Dataset entries
──────

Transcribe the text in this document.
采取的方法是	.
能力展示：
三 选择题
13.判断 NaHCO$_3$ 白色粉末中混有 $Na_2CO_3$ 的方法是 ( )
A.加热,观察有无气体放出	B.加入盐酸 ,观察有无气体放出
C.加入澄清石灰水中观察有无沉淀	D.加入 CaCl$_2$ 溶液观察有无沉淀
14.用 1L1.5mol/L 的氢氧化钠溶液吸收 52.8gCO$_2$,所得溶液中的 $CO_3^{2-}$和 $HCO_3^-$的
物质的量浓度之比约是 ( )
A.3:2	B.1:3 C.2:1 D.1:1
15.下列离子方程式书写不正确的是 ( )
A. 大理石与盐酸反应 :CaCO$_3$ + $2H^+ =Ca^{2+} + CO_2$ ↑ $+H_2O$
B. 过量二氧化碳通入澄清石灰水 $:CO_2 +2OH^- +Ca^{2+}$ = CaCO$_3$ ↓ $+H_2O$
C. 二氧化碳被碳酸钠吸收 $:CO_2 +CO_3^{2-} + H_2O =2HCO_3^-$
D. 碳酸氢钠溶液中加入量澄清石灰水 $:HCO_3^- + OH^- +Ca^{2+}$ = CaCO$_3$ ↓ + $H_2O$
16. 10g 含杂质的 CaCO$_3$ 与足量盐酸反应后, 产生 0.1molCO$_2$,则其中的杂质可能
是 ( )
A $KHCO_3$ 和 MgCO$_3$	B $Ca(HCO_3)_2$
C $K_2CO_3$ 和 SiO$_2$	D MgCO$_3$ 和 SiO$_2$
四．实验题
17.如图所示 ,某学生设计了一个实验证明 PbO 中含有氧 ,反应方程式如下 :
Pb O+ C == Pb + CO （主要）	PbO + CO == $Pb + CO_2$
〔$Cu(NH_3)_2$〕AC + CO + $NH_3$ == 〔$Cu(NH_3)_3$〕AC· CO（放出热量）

──────

> [Task details] Can you reproduce all the material exactly?

> [Result for this exercise]
Transcribe the text in this document.
采取的方法是	.
能力展示：
三 选择题
13.判断 NaHCO$_3$ 白色粉末中混有 $Na_2CO_3$ 的方法是 ( )
A.加热,观察有无气体放出	B.加入盐酸 ,观察有无气体放出
C.加入澄清石灰水中观察有无沉淀	D.加入 CaCl$_2$ 溶液观察有无沉淀
14.用 1L1.5mol/L 的氢氧化钠溶液吸收 52.8gCO$_2$,所得溶液中的 $CO_3^{2-}$和 $HCO_3^-$的
物质的量浓度之比约是 ( )
A.3:2	B.1:3 C.2:1 D.1:1
15.下列离子方程式书写不正确的是 ( )
A. 大理石与盐酸反应 :CaCO$_3$ + $2H^+ =Ca^{2+} + CO_2$ ↑ $+H_2O$
B. 过量二氧化碳通入澄清石灰水 $:CO_2 +2OH^- +Ca^{2+}$ = CaCO$_3$ ↓ $+H_2O$
C. 二氧化碳被碳酸钠吸收 $:CO_2 +CO_3^{2-} + H_2O =2HCO_3^-$
D. 碳酸氢钠溶液中加入量澄清石灰水 $:HCO_3^- + OH^- +Ca^{2+}$ = CaCO$_3$ ↓ + $H_2O$
16. 10g 含杂质的 CaCO$_3$ 与足量盐酸反应后, 产生 0.1molCO$_2$,则其中的杂质可能
是 ( )
A $KHCO_3$ 和 MgCO$_3$	B $Ca(HCO_3)_2$
C $K_2CO_3$ 和 SiO$_2$	D MgCO$_3$ 和 SiO$_2$
四．实验题
17.如图所示 ,某学生设计了一个实验证明 PbO 中含有氧 ,反应方程式如下 :
Pb O+ C == Pb + CO （主要）	PbO + CO == $Pb + CO_2$
〔$Cu(NH_3)_2$〕AC + CO + $NH_3$ == 〔$Cu(NH_3)_3$〕AC· CO（放出热量）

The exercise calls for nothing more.